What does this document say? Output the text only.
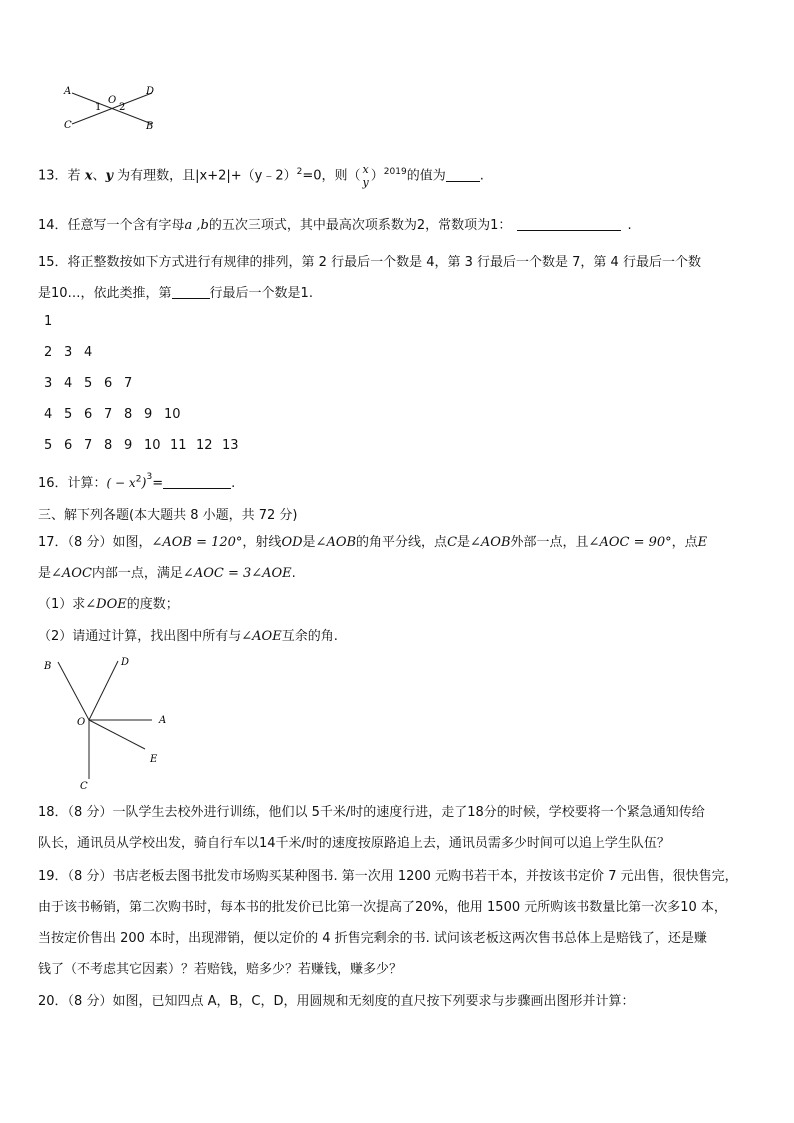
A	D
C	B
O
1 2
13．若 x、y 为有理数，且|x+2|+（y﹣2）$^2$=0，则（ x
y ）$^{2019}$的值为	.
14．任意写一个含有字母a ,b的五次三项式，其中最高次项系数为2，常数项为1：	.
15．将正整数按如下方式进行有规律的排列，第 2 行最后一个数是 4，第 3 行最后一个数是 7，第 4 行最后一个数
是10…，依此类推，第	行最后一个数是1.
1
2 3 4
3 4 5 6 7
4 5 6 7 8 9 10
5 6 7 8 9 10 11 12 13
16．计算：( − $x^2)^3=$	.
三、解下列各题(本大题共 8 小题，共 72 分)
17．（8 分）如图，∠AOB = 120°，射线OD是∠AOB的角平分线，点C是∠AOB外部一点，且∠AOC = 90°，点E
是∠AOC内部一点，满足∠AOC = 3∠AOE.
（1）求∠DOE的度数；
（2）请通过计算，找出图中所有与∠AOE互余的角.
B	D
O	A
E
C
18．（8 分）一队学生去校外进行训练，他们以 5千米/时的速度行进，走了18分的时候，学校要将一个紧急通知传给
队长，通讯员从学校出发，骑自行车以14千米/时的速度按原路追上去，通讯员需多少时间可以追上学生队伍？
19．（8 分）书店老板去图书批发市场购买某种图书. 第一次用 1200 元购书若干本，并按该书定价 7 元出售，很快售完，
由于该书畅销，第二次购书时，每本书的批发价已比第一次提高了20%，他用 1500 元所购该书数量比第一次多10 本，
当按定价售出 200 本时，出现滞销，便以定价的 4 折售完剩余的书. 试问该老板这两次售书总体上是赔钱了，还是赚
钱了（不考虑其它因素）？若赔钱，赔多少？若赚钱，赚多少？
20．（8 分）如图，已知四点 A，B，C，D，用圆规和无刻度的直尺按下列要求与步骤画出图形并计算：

--------------------------------

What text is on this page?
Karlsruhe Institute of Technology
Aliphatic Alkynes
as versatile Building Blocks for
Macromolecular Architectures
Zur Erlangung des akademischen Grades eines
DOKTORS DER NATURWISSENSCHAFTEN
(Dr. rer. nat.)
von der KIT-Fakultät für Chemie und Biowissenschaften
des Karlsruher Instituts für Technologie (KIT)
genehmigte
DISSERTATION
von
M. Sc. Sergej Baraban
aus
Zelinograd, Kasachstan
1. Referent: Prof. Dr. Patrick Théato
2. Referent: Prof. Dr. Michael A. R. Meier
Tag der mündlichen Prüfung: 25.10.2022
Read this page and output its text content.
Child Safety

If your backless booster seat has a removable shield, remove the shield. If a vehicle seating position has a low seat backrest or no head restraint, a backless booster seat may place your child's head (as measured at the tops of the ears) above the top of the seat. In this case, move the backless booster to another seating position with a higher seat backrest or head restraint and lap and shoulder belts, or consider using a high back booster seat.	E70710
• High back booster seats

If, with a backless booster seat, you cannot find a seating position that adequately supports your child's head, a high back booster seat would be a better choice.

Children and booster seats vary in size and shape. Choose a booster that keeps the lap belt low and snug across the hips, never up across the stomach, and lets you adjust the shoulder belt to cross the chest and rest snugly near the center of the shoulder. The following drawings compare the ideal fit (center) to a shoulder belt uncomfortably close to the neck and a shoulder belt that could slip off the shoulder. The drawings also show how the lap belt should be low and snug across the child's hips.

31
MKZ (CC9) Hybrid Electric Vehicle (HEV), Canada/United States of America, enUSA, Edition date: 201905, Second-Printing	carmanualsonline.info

--------------------------------

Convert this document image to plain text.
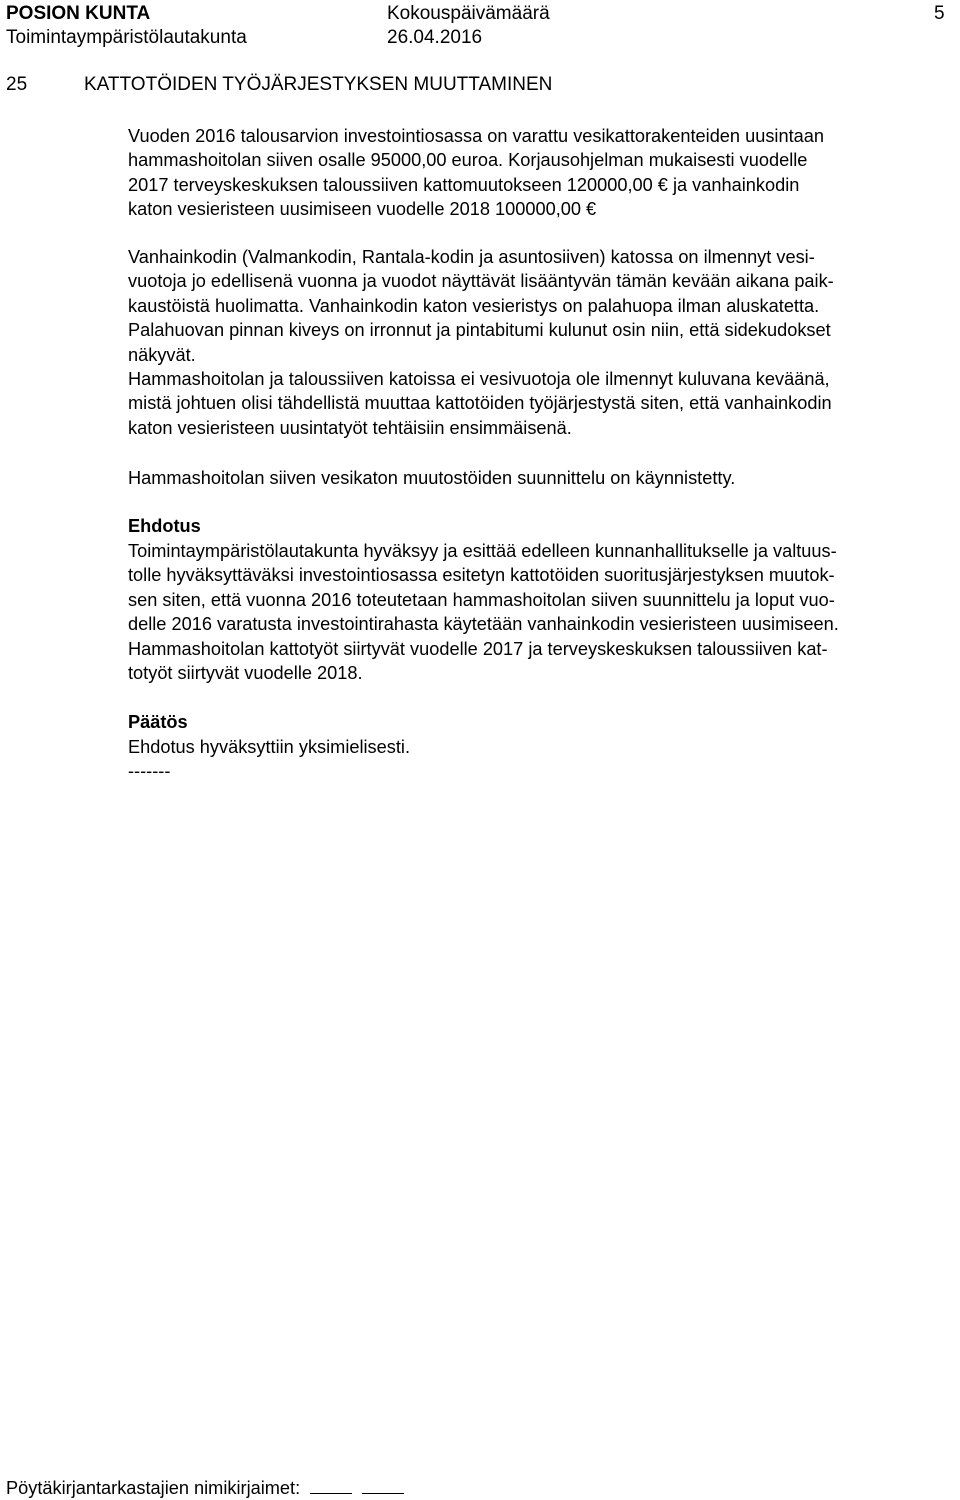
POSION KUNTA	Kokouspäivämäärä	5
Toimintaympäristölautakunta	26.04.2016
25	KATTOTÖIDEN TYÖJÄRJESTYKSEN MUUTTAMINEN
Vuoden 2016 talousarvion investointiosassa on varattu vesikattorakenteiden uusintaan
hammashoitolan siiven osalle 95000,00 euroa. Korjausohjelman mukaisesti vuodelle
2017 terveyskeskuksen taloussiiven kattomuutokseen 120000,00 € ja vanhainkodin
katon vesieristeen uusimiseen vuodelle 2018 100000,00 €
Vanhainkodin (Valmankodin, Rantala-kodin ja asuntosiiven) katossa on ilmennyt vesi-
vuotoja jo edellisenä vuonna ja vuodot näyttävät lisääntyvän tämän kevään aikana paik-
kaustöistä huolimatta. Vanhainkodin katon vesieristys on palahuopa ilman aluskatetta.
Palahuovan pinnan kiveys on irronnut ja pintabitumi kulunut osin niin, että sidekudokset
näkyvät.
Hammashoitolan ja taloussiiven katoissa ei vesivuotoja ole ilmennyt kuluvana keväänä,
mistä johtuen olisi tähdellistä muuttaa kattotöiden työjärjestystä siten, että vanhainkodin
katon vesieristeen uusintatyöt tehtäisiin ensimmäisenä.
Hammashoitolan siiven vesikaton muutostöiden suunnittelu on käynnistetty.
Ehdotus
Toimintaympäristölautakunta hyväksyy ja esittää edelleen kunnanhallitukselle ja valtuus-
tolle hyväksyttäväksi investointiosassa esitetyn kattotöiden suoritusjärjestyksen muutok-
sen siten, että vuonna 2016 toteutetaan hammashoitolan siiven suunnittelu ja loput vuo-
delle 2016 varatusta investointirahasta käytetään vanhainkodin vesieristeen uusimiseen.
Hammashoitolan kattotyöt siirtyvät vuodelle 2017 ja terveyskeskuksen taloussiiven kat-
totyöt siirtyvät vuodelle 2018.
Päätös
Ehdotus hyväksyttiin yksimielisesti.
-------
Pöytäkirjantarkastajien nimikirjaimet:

--------------------------------

▶ **PROBLEM REQUIREMENTS**:
Reproduce each line holding the word "vuodelle".

▶ **FINAL ANSWER**:
hammashoitolan siiven osalle 95000,00 euroa. Korjausohjelman mukaisesti vuodelle
katon vesieristeen uusimiseen vuodelle 2018 100000,00 €
Hammashoitolan kattotyöt siirtyvät vuodelle 2017 ja terveyskeskuksen taloussiiven kat-
totyöt siirtyvät vuodelle 2018.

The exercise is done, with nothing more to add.